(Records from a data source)
★ ★ ★ ★ ★

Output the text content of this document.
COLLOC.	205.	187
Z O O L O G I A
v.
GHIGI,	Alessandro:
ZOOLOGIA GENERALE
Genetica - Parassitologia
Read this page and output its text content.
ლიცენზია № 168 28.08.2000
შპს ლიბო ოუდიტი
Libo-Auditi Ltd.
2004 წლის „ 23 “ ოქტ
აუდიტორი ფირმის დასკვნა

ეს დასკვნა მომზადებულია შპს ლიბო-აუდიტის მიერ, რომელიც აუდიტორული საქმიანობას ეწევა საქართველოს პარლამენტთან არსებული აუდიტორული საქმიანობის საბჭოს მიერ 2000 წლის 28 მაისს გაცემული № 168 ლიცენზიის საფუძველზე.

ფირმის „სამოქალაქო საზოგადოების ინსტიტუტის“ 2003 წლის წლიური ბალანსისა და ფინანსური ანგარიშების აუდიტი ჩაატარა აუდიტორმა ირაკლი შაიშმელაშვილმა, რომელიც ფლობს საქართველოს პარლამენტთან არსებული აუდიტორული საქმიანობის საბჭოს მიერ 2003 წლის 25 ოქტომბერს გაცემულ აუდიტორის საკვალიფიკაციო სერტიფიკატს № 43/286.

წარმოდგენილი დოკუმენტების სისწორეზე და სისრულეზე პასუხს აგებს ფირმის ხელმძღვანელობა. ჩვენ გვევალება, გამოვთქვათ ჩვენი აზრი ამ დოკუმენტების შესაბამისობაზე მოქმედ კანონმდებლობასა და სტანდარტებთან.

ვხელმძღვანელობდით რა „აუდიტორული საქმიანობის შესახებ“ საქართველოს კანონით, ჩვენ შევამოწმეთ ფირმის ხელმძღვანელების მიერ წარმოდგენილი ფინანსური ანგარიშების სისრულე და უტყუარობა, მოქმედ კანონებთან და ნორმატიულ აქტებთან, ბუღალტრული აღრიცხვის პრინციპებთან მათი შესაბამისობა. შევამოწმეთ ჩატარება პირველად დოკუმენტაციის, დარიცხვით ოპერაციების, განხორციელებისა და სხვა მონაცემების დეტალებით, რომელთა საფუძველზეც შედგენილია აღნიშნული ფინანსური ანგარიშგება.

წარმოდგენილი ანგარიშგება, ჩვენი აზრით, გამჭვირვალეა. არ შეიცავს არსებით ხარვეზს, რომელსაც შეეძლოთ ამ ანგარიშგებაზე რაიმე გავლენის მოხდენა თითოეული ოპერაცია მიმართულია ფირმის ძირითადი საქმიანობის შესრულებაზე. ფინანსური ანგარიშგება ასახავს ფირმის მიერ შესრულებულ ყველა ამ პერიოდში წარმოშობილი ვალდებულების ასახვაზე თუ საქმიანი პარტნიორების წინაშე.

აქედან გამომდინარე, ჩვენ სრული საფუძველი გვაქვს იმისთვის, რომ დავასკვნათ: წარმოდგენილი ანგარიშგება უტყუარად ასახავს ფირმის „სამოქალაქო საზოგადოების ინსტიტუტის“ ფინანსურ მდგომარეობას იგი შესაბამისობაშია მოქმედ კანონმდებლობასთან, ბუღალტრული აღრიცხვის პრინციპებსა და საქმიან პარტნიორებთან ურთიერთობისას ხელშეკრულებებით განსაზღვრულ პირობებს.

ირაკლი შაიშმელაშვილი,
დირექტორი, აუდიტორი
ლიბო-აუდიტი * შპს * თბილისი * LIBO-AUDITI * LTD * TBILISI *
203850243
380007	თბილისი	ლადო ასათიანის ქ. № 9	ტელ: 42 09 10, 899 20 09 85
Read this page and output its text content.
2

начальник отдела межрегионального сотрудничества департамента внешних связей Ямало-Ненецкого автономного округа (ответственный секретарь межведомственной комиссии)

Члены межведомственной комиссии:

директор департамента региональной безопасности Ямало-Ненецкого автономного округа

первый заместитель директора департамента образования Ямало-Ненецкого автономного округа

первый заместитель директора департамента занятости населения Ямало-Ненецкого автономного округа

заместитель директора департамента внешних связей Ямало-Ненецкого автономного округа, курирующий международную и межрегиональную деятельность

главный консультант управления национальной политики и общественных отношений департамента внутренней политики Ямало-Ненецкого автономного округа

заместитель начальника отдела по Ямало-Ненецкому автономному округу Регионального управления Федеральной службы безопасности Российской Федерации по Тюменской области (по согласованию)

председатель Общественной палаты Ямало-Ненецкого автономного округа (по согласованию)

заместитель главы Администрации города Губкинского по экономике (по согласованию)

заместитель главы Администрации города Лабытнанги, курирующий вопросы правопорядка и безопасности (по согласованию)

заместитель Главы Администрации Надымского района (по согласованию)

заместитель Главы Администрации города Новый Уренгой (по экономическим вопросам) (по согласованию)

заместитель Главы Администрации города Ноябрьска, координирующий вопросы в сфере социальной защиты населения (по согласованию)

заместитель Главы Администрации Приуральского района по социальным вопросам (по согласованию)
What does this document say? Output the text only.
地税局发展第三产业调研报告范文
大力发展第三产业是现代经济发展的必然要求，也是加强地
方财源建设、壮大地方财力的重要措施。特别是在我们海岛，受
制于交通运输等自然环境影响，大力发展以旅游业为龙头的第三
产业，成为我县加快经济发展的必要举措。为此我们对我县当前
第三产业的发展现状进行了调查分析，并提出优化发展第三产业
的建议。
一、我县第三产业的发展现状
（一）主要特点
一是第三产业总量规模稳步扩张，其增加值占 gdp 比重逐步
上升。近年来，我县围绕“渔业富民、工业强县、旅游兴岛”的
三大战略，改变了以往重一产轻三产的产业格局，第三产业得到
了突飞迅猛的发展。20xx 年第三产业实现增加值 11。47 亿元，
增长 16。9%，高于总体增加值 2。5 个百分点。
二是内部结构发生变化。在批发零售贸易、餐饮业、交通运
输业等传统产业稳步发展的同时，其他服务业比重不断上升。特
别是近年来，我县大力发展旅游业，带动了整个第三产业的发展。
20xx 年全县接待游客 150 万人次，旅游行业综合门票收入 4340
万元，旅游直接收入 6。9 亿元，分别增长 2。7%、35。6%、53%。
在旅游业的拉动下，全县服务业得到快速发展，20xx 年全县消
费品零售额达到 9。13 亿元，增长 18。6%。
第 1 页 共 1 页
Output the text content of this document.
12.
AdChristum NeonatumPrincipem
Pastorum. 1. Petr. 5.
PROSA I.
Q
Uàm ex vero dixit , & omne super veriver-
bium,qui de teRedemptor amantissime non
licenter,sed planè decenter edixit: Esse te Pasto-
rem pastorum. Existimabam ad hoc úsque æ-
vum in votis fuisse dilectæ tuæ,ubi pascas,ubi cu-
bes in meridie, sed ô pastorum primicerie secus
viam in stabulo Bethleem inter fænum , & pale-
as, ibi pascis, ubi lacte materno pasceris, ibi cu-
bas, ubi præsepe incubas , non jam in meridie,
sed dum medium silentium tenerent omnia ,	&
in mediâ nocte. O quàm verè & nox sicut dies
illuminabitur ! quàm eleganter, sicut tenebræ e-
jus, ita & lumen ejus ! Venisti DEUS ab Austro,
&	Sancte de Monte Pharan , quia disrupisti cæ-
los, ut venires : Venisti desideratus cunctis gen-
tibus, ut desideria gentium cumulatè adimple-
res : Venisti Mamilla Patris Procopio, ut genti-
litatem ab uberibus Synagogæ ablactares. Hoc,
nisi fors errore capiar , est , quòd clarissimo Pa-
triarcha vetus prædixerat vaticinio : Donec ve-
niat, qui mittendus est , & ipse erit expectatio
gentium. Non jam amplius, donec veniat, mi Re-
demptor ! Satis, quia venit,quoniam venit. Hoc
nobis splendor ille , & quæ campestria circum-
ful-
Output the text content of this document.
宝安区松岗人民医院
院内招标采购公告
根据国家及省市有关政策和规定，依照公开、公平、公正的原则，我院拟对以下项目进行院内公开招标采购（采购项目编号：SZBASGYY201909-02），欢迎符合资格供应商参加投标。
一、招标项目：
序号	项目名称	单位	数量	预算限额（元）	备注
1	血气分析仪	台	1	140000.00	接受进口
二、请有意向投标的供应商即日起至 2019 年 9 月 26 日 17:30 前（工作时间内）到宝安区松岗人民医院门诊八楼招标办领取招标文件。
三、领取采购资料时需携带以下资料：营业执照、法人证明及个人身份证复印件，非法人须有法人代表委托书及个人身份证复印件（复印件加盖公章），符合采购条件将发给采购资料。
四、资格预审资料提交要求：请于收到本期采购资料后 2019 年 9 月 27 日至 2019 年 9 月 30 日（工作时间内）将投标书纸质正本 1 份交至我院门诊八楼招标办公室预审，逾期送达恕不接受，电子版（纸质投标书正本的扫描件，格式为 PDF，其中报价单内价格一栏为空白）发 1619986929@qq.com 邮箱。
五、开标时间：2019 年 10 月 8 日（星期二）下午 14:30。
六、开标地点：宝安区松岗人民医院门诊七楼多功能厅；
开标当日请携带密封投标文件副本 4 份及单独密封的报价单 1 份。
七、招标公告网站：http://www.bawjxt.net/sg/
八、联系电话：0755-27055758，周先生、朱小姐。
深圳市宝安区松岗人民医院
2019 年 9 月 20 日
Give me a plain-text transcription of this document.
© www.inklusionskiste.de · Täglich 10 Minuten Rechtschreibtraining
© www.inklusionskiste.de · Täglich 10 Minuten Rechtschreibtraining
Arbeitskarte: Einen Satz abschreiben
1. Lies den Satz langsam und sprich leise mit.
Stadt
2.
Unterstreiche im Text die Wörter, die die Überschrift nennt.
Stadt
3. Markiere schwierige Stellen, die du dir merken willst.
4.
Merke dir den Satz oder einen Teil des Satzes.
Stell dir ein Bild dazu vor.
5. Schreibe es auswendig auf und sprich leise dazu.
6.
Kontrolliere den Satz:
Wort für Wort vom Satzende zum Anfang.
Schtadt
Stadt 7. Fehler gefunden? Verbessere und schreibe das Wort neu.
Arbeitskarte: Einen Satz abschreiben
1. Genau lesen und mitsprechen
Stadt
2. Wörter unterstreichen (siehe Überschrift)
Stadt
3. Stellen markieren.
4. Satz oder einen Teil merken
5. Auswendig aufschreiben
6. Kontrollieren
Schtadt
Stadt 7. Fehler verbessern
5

★ ★ ★ ★ ★

TASK TO CARRY OUT. Count every line in the data where the string "Wort" occurs. Give nothing except the number.

ANSWER TO THIS TASK. 2